> [Task description]:
Retype the entries character for character, starting at the very beginning and ending with the line that contains "x-tick-label: 36 <box>581 482 600 500</box>". Include that final line.

(Element box annotations)
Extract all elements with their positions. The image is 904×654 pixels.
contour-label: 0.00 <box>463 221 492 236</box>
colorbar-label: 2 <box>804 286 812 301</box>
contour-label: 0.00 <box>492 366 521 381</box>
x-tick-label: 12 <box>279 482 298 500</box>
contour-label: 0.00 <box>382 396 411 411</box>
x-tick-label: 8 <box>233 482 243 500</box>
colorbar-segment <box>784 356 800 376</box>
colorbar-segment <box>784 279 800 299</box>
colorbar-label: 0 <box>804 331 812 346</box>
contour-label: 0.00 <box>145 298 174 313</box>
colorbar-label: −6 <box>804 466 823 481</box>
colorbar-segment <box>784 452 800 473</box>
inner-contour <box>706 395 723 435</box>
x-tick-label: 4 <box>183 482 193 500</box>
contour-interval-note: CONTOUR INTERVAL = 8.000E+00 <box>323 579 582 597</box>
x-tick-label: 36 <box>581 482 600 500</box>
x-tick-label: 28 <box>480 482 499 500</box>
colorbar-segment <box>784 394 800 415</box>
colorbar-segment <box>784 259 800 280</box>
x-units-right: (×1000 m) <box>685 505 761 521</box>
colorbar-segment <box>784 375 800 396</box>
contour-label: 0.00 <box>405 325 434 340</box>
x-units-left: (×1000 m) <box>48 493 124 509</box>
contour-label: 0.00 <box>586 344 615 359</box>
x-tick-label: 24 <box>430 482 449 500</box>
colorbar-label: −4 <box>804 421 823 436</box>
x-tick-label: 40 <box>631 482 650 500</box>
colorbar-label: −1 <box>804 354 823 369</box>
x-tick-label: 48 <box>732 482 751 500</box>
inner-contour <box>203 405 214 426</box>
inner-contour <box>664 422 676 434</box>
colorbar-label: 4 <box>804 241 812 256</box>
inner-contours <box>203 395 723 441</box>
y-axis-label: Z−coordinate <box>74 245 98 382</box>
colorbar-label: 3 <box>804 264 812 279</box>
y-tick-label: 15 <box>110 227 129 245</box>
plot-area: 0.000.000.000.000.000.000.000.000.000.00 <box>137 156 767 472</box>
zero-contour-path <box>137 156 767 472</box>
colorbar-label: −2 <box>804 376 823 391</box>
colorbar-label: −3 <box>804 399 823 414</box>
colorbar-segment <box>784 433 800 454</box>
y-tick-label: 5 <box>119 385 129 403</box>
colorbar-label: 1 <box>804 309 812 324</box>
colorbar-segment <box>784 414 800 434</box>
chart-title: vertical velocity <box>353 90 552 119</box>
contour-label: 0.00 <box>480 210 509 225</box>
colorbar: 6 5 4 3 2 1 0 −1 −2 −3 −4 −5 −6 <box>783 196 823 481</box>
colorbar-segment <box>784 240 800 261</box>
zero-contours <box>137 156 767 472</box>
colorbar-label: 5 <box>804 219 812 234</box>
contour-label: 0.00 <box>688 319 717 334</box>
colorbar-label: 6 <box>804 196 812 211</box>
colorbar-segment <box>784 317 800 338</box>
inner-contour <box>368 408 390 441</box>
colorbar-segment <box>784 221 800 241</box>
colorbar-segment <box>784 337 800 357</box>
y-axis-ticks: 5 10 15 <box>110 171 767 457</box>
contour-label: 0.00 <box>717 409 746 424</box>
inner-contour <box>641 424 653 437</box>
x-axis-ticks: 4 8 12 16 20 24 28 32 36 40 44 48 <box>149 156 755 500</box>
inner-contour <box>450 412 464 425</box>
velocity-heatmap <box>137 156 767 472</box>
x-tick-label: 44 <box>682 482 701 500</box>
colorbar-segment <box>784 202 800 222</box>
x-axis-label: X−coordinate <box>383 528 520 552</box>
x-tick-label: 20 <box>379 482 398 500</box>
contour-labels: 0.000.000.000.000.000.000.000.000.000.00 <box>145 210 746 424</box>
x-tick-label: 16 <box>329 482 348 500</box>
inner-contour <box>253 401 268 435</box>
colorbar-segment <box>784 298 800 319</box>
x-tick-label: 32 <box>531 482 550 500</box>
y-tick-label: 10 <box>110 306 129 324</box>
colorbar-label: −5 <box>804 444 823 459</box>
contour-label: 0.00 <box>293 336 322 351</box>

> [The completed task]:
Extract all elements with their positions. The image is 904×654 pixels.
contour-label: 0.00 <box>463 221 492 236</box>
colorbar-label: 2 <box>804 286 812 301</box>
contour-label: 0.00 <box>492 366 521 381</box>
x-tick-label: 12 <box>279 482 298 500</box>
contour-label: 0.00 <box>382 396 411 411</box>
x-tick-label: 8 <box>233 482 243 500</box>
colorbar-segment <box>784 356 800 376</box>
colorbar-segment <box>784 279 800 299</box>
colorbar-label: 0 <box>804 331 812 346</box>
contour-label: 0.00 <box>145 298 174 313</box>
colorbar-label: −6 <box>804 466 823 481</box>
colorbar-segment <box>784 452 800 473</box>
inner-contour <box>706 395 723 435</box>
x-tick-label: 4 <box>183 482 193 500</box>
contour-interval-note: CONTOUR INTERVAL = 8.000E+00 <box>323 579 582 597</box>
x-tick-label: 36 <box>581 482 600 500</box>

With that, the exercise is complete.